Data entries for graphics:
────────────────────────────────────────
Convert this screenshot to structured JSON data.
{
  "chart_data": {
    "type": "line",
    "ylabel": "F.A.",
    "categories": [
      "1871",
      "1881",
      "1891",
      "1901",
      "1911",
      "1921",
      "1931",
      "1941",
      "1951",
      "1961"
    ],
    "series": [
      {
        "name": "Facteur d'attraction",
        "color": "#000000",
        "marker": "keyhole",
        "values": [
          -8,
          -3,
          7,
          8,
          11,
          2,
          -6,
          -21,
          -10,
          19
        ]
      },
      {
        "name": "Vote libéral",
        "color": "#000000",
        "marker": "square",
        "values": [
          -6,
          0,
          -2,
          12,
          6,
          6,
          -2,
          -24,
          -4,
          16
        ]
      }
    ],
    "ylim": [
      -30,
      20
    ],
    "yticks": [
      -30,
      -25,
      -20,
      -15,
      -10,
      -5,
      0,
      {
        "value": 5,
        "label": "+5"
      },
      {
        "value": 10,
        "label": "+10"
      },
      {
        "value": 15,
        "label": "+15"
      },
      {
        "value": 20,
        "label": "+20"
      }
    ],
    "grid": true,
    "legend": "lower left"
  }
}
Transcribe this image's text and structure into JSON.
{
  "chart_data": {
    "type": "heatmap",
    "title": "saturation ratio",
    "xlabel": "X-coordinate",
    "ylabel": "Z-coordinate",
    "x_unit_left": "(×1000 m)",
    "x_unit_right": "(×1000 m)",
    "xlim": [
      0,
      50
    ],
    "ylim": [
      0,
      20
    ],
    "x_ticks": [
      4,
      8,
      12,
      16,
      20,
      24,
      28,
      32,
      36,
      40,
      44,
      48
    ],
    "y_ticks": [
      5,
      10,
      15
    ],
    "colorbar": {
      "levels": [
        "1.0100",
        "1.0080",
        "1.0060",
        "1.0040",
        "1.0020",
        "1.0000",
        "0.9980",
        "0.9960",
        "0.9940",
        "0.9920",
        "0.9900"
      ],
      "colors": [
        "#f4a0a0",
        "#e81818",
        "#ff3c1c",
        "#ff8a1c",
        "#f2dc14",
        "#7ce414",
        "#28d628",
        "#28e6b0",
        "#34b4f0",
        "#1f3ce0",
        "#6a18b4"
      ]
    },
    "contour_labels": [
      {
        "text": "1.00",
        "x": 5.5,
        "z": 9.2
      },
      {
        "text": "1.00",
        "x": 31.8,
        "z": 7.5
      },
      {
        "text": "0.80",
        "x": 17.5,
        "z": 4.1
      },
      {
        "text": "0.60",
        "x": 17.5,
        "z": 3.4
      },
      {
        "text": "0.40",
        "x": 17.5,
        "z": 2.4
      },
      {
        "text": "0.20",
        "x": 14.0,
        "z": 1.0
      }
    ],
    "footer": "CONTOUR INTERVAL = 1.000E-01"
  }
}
────────────────────────────────────────
» **AIM OF THE EXERCISE**
Copy all the records above exactly, missing none.

» **RESULT OF THIS EXERCISE**
Convert this screenshot to structured JSON data.
{
  "chart_data": {
    "type": "line",
    "ylabel": "F.A.",
    "categories": [
      "1871",
      "1881",
      "1891",
      "1901",
      "1911",
      "1921",
      "1931",
      "1941",
      "1951",
      "1961"
    ],
    "series": [
      {
        "name": "Facteur d'attraction",
        "color": "#000000",
        "marker": "keyhole",
        "values": [
          -8,
          -3,
          7,
          8,
          11,
          2,
          -6,
          -21,
          -10,
          19
        ]
      },
      {
        "name": "Vote libéral",
        "color": "#000000",
        "marker": "square",
        "values": [
          -6,
          0,
          -2,
          12,
          6,
          6,
          -2,
          -24,
          -4,
          16
        ]
      }
    ],
    "ylim": [
      -30,
      20
    ],
    "yticks": [
      -30,
      -25,
      -20,
      -15,
      -10,
      -5,
      0,
      {
        "value": 5,
        "label": "+5"
      },
      {
        "value": 10,
        "label": "+10"
      },
      {
        "value": 15,
        "label": "+15"
      },
      {
        "value": 20,
        "label": "+20"
      }
    ],
    "grid": true,
    "legend": "lower left"
  }
}
Transcribe this image's text and structure into JSON.
{
  "chart_data": {
    "type": "heatmap",
    "title": "saturation ratio",
    "xlabel": "X-coordinate",
    "ylabel": "Z-coordinate",
    "x_unit_left": "(×1000 m)",
    "x_unit_right": "(×1000 m)",
    "xlim": [
      0,
      50
    ],
    "ylim": [
      0,
      20
    ],
    "x_ticks": [
      4,
      8,
      12,
      16,
      20,
      24,
      28,
      32,
      36,
      40,
      44,
      48
    ],
    "y_ticks": [
      5,
      10,
      15
    ],
    "colorbar": {
      "levels": [
        "1.0100",
        "1.0080",
        "1.0060",
        "1.0040",
        "1.0020",
        "1.0000",
        "0.9980",
        "0.9960",
        "0.9940",
        "0.9920",
        "0.9900"
      ],
      "colors": [
        "#f4a0a0",
        "#e81818",
        "#ff3c1c",
        "#ff8a1c",
        "#f2dc14",
        "#7ce414",
        "#28d628",
        "#28e6b0",
        "#34b4f0",
        "#1f3ce0",
        "#6a18b4"
      ]
    },
    "contour_labels": [
      {
        "text": "1.00",
        "x": 5.5,
        "z": 9.2
      },
      {
        "text": "1.00",
        "x": 31.8,
        "z": 7.5
      },
      {
        "text": "0.80",
        "x": 17.5,
        "z": 4.1
      },
      {
        "text": "0.60",
        "x": 17.5,
        "z": 3.4
      },
      {
        "text": "0.40",
        "x": 17.5,
        "z": 2.4
      },
      {
        "text": "0.20",
        "x": 14.0,
        "z": 1.0
      }
    ],
    "footer": "CONTOUR INTERVAL = 1.000E-01"
  }
}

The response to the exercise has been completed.